Collect all lines below with the string "catholic".

PROVIDED MATERIAL:
-- BEGIN --

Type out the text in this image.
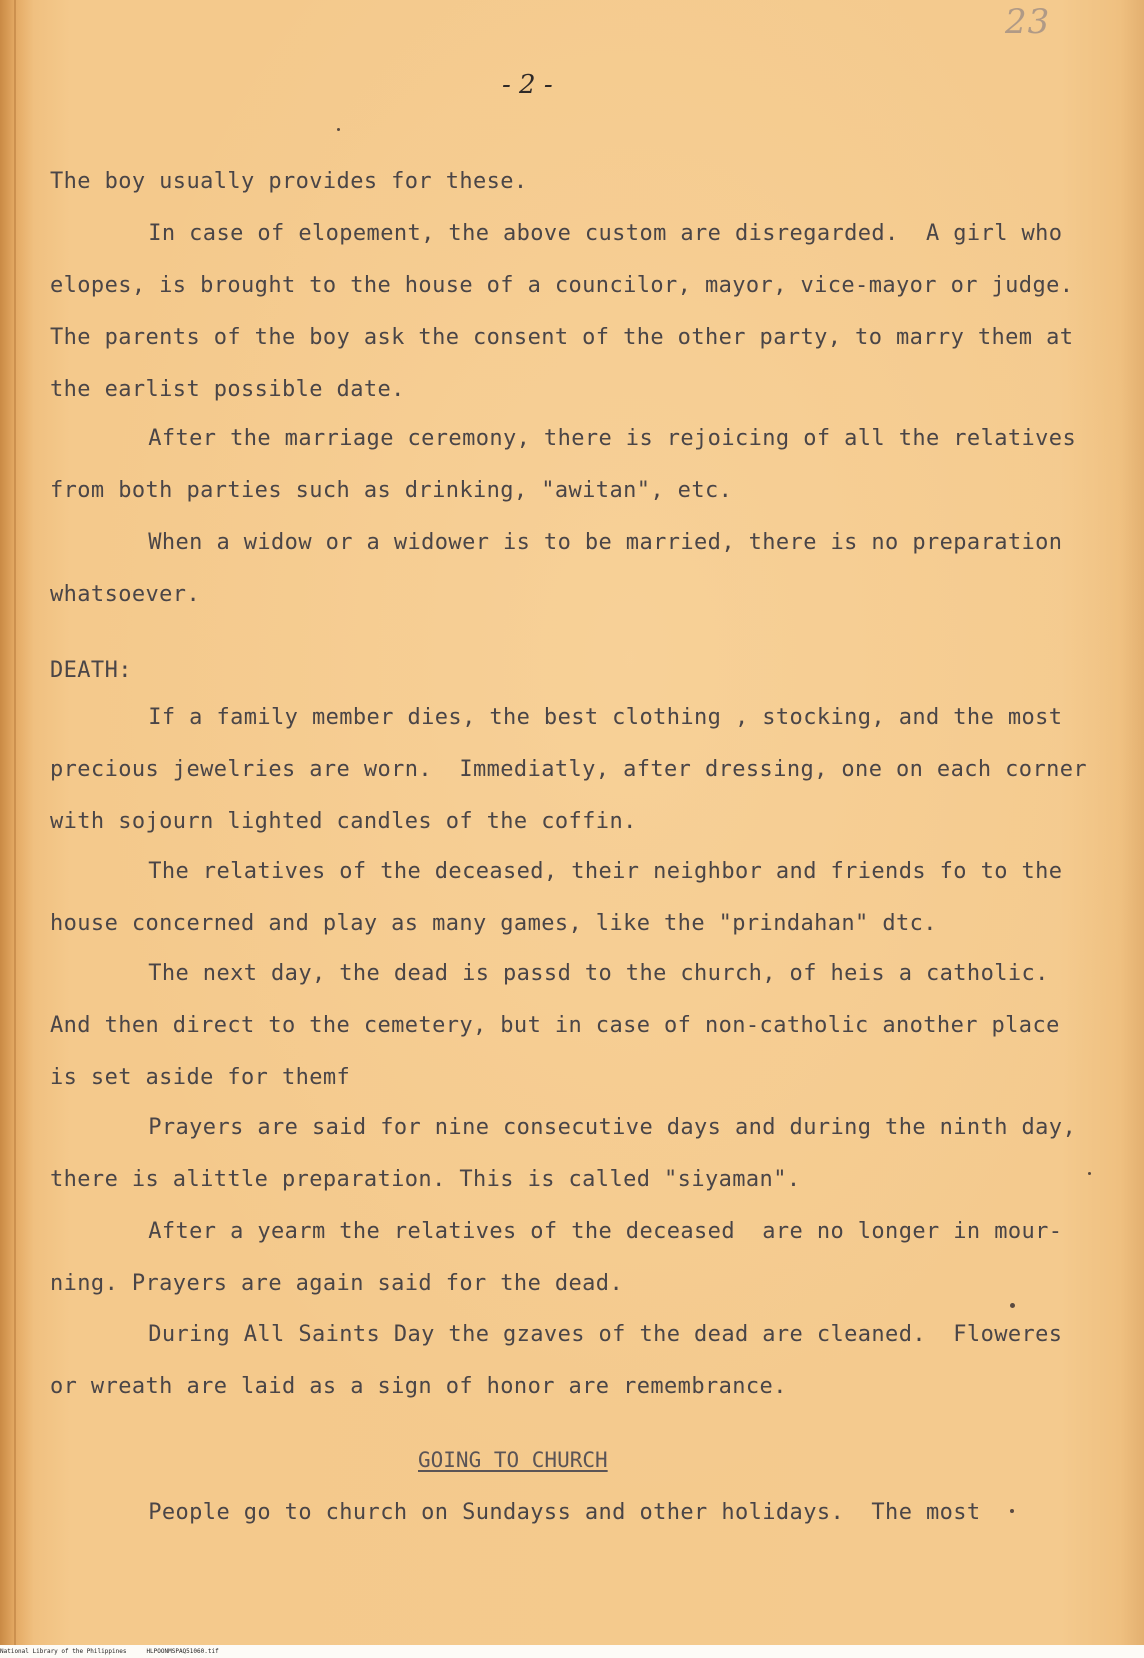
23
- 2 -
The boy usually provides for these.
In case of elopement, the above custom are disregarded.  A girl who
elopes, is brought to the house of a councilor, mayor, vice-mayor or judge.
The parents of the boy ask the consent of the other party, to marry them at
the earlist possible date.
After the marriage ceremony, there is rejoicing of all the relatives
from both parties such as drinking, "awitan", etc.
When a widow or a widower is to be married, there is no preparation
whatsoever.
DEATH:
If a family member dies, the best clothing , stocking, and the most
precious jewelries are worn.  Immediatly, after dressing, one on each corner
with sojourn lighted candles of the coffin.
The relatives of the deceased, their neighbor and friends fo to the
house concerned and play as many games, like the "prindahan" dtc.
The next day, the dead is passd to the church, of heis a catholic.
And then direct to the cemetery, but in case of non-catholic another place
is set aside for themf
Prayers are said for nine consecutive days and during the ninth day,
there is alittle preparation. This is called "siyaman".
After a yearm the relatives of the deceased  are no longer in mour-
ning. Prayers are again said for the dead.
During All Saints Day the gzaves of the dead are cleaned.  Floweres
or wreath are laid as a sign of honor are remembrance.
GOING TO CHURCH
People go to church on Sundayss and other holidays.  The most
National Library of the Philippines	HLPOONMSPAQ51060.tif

-- END --

ANSWER:
The next day, the dead is passd to the church, of heis a catholic.
And then direct to the cemetery, but in case of non-catholic another place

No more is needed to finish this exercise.